Stated exercise
Go through the entries one line at a time, and gather every line that has the word "quietly".
* * *
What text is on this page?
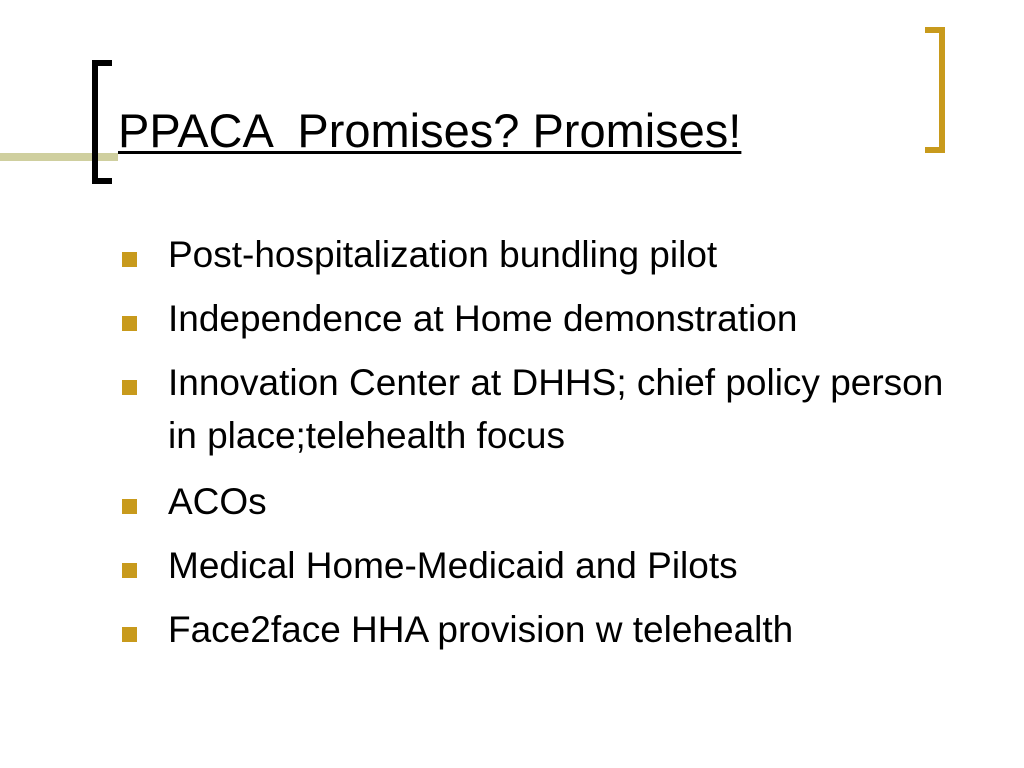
PPACA  Promises? Promises!
Post-hospitalization bundling pilot
Independence at Home demonstration
Innovation Center at DHHS; chief policy person in place;telehealth focus
ACOs
Medical Home-Medicaid and Pilots
Face2face HHA provision w telehealth
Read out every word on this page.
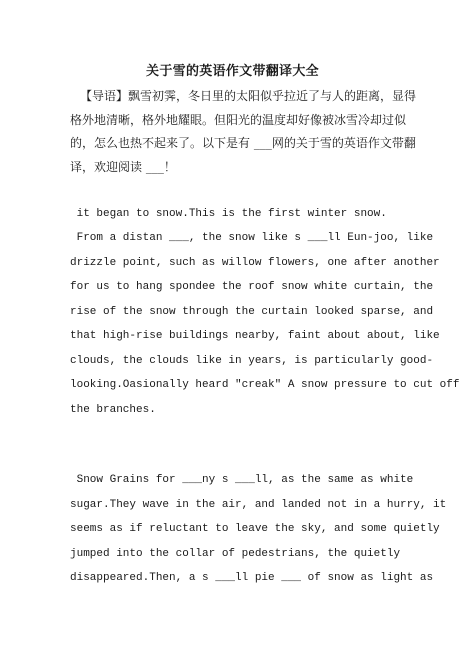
关于雪的英语作文带翻译大全
【导语】飘雪初霁，冬日里的太阳似乎拉近了与人的距离，显得
格外地清晰，格外地耀眼。但阳光的温度却好像被冰雪冷却过似
的，怎么也热不起来了。以下是有 ___网的关于雪的英语作文带翻
译，欢迎阅读 ___！
it began to snow.This is the first winter snow.
From a distan ___, the snow like s ___ll Eun-joo, like
drizzle point, such as willow flowers, one after another
for us to hang spondee the roof snow white curtain, the
rise of the snow through the curtain looked sparse, and
that high-rise buildings nearby, faint about about, like
clouds, the clouds like in years, is particularly good-
looking.Oasionally heard "creak" A snow pressure to cut off
the branches.
Snow Grains for ___ny s ___ll, as the same as white
sugar.They wave in the air, and landed not in a hurry, it
seems as if reluctant to leave the sky, and some quietly
jumped into the collar of pedestrians, the quietly
disappeared.Then, a s ___ll pie ___ of snow as light as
* * *
Solution
seems as if reluctant to leave the sky, and some quietly
jumped into the collar of pedestrians, the quietly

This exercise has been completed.